-- Start --

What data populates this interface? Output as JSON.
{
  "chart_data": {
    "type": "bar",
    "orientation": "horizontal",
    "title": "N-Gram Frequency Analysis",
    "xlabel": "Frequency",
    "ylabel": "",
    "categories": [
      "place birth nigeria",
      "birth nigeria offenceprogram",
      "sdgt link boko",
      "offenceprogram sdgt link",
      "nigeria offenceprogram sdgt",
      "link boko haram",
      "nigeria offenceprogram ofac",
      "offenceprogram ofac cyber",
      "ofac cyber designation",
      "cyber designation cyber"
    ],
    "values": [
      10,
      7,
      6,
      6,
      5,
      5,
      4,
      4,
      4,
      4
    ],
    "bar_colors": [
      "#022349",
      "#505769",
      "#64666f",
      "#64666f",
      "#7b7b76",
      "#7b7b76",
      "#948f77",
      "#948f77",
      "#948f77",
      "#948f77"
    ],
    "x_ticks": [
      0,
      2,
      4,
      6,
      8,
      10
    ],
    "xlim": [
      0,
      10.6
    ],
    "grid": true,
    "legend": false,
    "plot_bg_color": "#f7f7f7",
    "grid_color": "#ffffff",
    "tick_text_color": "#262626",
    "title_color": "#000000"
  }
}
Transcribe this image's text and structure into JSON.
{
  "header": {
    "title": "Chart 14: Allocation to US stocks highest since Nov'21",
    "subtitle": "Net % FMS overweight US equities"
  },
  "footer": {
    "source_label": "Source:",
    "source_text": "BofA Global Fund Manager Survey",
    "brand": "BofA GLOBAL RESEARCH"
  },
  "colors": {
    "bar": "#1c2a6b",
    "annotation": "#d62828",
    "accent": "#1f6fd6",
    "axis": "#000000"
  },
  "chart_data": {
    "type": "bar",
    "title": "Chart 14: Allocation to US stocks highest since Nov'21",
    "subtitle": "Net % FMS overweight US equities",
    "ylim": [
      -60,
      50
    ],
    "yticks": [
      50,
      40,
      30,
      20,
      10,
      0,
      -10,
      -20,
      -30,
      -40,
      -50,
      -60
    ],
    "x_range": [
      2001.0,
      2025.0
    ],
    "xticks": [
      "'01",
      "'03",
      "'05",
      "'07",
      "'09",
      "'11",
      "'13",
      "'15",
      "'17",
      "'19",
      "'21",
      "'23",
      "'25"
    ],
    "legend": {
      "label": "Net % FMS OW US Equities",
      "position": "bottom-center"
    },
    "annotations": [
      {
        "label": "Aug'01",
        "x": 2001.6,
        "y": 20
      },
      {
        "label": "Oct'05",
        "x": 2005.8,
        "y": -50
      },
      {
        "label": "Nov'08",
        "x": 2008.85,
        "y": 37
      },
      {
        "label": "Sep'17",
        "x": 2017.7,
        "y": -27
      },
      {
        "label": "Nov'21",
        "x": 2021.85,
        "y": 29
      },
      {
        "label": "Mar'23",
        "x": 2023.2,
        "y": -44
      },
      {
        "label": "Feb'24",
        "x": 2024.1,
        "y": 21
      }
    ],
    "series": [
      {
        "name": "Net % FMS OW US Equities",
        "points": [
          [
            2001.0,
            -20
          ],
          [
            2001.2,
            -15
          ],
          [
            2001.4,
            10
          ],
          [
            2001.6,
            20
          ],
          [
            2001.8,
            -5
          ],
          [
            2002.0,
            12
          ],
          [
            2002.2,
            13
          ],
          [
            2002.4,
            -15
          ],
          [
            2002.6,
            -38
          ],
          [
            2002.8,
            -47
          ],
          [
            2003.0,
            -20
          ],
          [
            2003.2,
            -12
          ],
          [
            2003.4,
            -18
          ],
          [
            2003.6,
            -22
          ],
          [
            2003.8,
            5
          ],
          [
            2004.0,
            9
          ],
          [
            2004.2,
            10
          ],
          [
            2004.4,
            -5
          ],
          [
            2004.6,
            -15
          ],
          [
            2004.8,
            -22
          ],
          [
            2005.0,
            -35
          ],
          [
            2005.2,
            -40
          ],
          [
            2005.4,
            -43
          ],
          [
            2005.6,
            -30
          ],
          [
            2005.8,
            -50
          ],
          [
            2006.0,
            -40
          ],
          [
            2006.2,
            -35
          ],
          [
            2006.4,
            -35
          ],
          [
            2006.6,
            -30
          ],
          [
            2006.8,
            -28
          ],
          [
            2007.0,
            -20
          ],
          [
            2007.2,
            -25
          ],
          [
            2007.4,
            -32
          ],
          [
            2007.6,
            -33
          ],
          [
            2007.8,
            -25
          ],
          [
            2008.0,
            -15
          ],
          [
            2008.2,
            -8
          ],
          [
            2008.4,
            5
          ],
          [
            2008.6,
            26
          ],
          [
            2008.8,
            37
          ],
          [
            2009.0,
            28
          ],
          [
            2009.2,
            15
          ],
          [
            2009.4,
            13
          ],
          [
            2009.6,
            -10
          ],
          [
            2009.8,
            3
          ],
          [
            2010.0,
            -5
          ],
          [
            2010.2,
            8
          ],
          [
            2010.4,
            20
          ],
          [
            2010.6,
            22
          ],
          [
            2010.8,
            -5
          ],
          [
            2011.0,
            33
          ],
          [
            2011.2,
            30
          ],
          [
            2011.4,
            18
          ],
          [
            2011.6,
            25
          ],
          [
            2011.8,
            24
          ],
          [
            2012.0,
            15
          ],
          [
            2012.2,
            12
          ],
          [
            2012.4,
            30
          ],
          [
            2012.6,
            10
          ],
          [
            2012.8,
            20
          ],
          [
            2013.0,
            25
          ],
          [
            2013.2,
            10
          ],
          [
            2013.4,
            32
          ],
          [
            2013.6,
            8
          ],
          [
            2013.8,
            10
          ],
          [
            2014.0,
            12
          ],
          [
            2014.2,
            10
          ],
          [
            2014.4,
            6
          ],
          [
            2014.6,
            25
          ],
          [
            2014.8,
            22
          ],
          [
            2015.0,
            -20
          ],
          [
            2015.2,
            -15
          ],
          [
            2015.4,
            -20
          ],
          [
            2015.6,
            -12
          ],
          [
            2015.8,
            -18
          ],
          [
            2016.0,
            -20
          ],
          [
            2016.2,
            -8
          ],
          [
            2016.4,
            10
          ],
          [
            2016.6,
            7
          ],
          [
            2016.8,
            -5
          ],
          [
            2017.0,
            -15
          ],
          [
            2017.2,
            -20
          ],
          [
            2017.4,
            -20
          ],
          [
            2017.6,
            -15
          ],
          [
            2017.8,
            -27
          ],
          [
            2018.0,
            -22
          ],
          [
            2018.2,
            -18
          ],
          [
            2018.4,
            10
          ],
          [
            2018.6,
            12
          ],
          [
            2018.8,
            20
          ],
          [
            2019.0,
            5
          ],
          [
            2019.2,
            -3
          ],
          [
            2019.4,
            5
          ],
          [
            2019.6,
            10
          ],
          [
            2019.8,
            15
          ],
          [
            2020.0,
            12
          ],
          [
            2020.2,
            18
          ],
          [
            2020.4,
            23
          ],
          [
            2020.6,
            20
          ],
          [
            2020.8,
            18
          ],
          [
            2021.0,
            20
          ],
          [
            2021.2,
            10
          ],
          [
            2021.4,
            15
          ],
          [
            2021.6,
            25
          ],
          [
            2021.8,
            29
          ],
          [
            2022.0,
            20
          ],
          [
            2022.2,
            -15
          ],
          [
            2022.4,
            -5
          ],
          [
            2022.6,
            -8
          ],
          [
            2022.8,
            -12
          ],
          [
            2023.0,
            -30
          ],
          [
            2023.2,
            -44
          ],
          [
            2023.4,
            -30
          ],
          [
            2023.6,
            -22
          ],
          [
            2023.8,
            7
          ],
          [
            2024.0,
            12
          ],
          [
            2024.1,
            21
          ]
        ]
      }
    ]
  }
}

-- End --

## INSTRUCTIONS TO FOLLOW
Each entry above is to be quoted exactly.

## WORKED SOLUTION
What data populates this interface? Output as JSON.
{
  "chart_data": {
    "type": "bar",
    "orientation": "horizontal",
    "title": "N-Gram Frequency Analysis",
    "xlabel": "Frequency",
    "ylabel": "",
    "categories": [
      "place birth nigeria",
      "birth nigeria offenceprogram",
      "sdgt link boko",
      "offenceprogram sdgt link",
      "nigeria offenceprogram sdgt",
      "link boko haram",
      "nigeria offenceprogram ofac",
      "offenceprogram ofac cyber",
      "ofac cyber designation",
      "cyber designation cyber"
    ],
    "values": [
      10,
      7,
      6,
      6,
      5,
      5,
      4,
      4,
      4,
      4
    ],
    "bar_colors": [
      "#022349",
      "#505769",
      "#64666f",
      "#64666f",
      "#7b7b76",
      "#7b7b76",
      "#948f77",
      "#948f77",
      "#948f77",
      "#948f77"
    ],
    "x_ticks": [
      0,
      2,
      4,
      6,
      8,
      10
    ],
    "xlim": [
      0,
      10.6
    ],
    "grid": true,
    "legend": false,
    "plot_bg_color": "#f7f7f7",
    "grid_color": "#ffffff",
    "tick_text_color": "#262626",
    "title_color": "#000000"
  }
}
Transcribe this image's text and structure into JSON.
{
  "header": {
    "title": "Chart 14: Allocation to US stocks highest since Nov'21",
    "subtitle": "Net % FMS overweight US equities"
  },
  "footer": {
    "source_label": "Source:",
    "source_text": "BofA Global Fund Manager Survey",
    "brand": "BofA GLOBAL RESEARCH"
  },
  "colors": {
    "bar": "#1c2a6b",
    "annotation": "#d62828",
    "accent": "#1f6fd6",
    "axis": "#000000"
  },
  "chart_data": {
    "type": "bar",
    "title": "Chart 14: Allocation to US stocks highest since Nov'21",
    "subtitle": "Net % FMS overweight US equities",
    "ylim": [
      -60,
      50
    ],
    "yticks": [
      50,
      40,
      30,
      20,
      10,
      0,
      -10,
      -20,
      -30,
      -40,
      -50,
      -60
    ],
    "x_range": [
      2001.0,
      2025.0
    ],
    "xticks": [
      "'01",
      "'03",
      "'05",
      "'07",
      "'09",
      "'11",
      "'13",
      "'15",
      "'17",
      "'19",
      "'21",
      "'23",
      "'25"
    ],
    "legend": {
      "label": "Net % FMS OW US Equities",
      "position": "bottom-center"
    },
    "annotations": [
      {
        "label": "Aug'01",
        "x": 2001.6,
        "y": 20
      },
      {
        "label": "Oct'05",
        "x": 2005.8,
        "y": -50
      },
      {
        "label": "Nov'08",
        "x": 2008.85,
        "y": 37
      },
      {
        "label": "Sep'17",
        "x": 2017.7,
        "y": -27
      },
      {
        "label": "Nov'21",
        "x": 2021.85,
        "y": 29
      },
      {
        "label": "Mar'23",
        "x": 2023.2,
        "y": -44
      },
      {
        "label": "Feb'24",
        "x": 2024.1,
        "y": 21
      }
    ],
    "series": [
      {
        "name": "Net % FMS OW US Equities",
        "points": [
          [
            2001.0,
            -20
          ],
          [
            2001.2,
            -15
          ],
          [
            2001.4,
            10
          ],
          [
            2001.6,
            20
          ],
          [
            2001.8,
            -5
          ],
          [
            2002.0,
            12
          ],
          [
            2002.2,
            13
          ],
          [
            2002.4,
            -15
          ],
          [
            2002.6,
            -38
          ],
          [
            2002.8,
            -47
          ],
          [
            2003.0,
            -20
          ],
          [
            2003.2,
            -12
          ],
          [
            2003.4,
            -18
          ],
          [
            2003.6,
            -22
          ],
          [
            2003.8,
            5
          ],
          [
            2004.0,
            9
          ],
          [
            2004.2,
            10
          ],
          [
            2004.4,
            -5
          ],
          [
            2004.6,
            -15
          ],
          [
            2004.8,
            -22
          ],
          [
            2005.0,
            -35
          ],
          [
            2005.2,
            -40
          ],
          [
            2005.4,
            -43
          ],
          [
            2005.6,
            -30
          ],
          [
            2005.8,
            -50
          ],
          [
            2006.0,
            -40
          ],
          [
            2006.2,
            -35
          ],
          [
            2006.4,
            -35
          ],
          [
            2006.6,
            -30
          ],
          [
            2006.8,
            -28
          ],
          [
            2007.0,
            -20
          ],
          [
            2007.2,
            -25
          ],
          [
            2007.4,
            -32
          ],
          [
            2007.6,
            -33
          ],
          [
            2007.8,
            -25
          ],
          [
            2008.0,
            -15
          ],
          [
            2008.2,
            -8
          ],
          [
            2008.4,
            5
          ],
          [
            2008.6,
            26
          ],
          [
            2008.8,
            37
          ],
          [
            2009.0,
            28
          ],
          [
            2009.2,
            15
          ],
          [
            2009.4,
            13
          ],
          [
            2009.6,
            -10
          ],
          [
            2009.8,
            3
          ],
          [
            2010.0,
            -5
          ],
          [
            2010.2,
            8
          ],
          [
            2010.4,
            20
          ],
          [
            2010.6,
            22
          ],
          [
            2010.8,
            -5
          ],
          [
            2011.0,
            33
          ],
          [
            2011.2,
            30
          ],
          [
            2011.4,
            18
          ],
          [
            2011.6,
            25
          ],
          [
            2011.8,
            24
          ],
          [
            2012.0,
            15
          ],
          [
            2012.2,
            12
          ],
          [
            2012.4,
            30
          ],
          [
            2012.6,
            10
          ],
          [
            2012.8,
            20
          ],
          [
            2013.0,
            25
          ],
          [
            2013.2,
            10
          ],
          [
            2013.4,
            32
          ],
          [
            2013.6,
            8
          ],
          [
            2013.8,
            10
          ],
          [
            2014.0,
            12
          ],
          [
            2014.2,
            10
          ],
          [
            2014.4,
            6
          ],
          [
            2014.6,
            25
          ],
          [
            2014.8,
            22
          ],
          [
            2015.0,
            -20
          ],
          [
            2015.2,
            -15
          ],
          [
            2015.4,
            -20
          ],
          [
            2015.6,
            -12
          ],
          [
            2015.8,
            -18
          ],
          [
            2016.0,
            -20
          ],
          [
            2016.2,
            -8
          ],
          [
            2016.4,
            10
          ],
          [
            2016.6,
            7
          ],
          [
            2016.8,
            -5
          ],
          [
            2017.0,
            -15
          ],
          [
            2017.2,
            -20
          ],
          [
            2017.4,
            -20
          ],
          [
            2017.6,
            -15
          ],
          [
            2017.8,
            -27
          ],
          [
            2018.0,
            -22
          ],
          [
            2018.2,
            -18
          ],
          [
            2018.4,
            10
          ],
          [
            2018.6,
            12
          ],
          [
            2018.8,
            20
          ],
          [
            2019.0,
            5
          ],
          [
            2019.2,
            -3
          ],
          [
            2019.4,
            5
          ],
          [
            2019.6,
            10
          ],
          [
            2019.8,
            15
          ],
          [
            2020.0,
            12
          ],
          [
            2020.2,
            18
          ],
          [
            2020.4,
            23
          ],
          [
            2020.6,
            20
          ],
          [
            2020.8,
            18
          ],
          [
            2021.0,
            20
          ],
          [
            2021.2,
            10
          ],
          [
            2021.4,
            15
          ],
          [
            2021.6,
            25
          ],
          [
            2021.8,
            29
          ],
          [
            2022.0,
            20
          ],
          [
            2022.2,
            -15
          ],
          [
            2022.4,
            -5
          ],
          [
            2022.6,
            -8
          ],
          [
            2022.8,
            -12
          ],
          [
            2023.0,
            -30
          ],
          [
            2023.2,
            -44
          ],
          [
            2023.4,
            -30
          ],
          [
            2023.6,
            -22
          ],
          [
            2023.8,
            7
          ],
          [
            2024.0,
            12
          ],
          [
            2024.1,
            21
          ]
        ]
      }
    ]
  }
}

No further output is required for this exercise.